▶ [PROBLEM DETAILS] Reproduce each of the lines word for word.

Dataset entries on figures
+++

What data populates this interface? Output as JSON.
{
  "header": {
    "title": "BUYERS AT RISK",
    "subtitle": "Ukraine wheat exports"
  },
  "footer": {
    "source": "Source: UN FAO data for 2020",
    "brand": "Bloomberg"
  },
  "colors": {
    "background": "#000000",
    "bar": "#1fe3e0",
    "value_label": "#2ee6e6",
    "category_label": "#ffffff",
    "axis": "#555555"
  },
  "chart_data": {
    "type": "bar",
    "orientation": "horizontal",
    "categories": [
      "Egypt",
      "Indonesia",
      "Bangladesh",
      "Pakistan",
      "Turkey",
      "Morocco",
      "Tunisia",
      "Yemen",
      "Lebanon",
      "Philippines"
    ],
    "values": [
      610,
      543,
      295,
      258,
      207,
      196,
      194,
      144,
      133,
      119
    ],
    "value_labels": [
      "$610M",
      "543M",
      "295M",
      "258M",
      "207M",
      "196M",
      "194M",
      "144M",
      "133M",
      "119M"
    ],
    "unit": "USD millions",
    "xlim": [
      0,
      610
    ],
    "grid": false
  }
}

+++

▶ [ANSWER FOR THE TASK]
What data populates this interface? Output as JSON.
{
  "header": {
    "title": "BUYERS AT RISK",
    "subtitle": "Ukraine wheat exports"
  },
  "footer": {
    "source": "Source: UN FAO data for 2020",
    "brand": "Bloomberg"
  },
  "colors": {
    "background": "#000000",
    "bar": "#1fe3e0",
    "value_label": "#2ee6e6",
    "category_label": "#ffffff",
    "axis": "#555555"
  },
  "chart_data": {
    "type": "bar",
    "orientation": "horizontal",
    "categories": [
      "Egypt",
      "Indonesia",
      "Bangladesh",
      "Pakistan",
      "Turkey",
      "Morocco",
      "Tunisia",
      "Yemen",
      "Lebanon",
      "Philippines"
    ],
    "values": [
      610,
      543,
      295,
      258,
      207,
      196,
      194,
      144,
      133,
      119
    ],
    "value_labels": [
      "$610M",
      "543M",
      "295M",
      "258M",
      "207M",
      "196M",
      "194M",
      "144M",
      "133M",
      "119M"
    ],
    "unit": "USD millions",
    "xlim": [
      0,
      610
    ],
    "grid": false
  }
}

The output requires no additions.